» Problem description: Check every line below for the word "with" and copy the ones that have it.

» Data supplied:

(begin)

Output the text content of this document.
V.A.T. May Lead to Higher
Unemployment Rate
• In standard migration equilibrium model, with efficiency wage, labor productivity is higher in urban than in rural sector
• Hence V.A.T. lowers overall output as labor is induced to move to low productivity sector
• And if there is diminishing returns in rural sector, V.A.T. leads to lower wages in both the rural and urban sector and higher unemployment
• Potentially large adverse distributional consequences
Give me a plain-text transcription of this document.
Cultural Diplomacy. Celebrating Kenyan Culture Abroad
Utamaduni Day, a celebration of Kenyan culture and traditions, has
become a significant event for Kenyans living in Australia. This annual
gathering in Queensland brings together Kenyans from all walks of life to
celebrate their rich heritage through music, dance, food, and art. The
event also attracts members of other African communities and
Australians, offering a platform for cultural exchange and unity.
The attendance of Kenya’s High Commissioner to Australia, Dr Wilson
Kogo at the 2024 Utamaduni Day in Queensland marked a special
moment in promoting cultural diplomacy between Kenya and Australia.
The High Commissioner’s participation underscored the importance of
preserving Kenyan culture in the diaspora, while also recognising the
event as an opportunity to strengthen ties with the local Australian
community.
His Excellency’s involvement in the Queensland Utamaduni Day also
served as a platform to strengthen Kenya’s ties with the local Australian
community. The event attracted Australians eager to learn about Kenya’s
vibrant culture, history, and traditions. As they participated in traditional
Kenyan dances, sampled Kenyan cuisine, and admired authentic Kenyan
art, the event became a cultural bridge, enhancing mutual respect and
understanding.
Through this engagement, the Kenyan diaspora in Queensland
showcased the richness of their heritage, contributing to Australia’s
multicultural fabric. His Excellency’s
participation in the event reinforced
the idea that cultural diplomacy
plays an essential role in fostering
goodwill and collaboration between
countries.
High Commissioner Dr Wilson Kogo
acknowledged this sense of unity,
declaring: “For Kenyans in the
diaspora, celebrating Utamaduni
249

(end)

» Response:
• In standard migration equilibrium model, with efficiency wage, labor productivity is higher in urban than in rural sector
event as an opportunity to strengthen ties with the local Australian
served as a platform to strengthen Kenya’s ties with the local Australian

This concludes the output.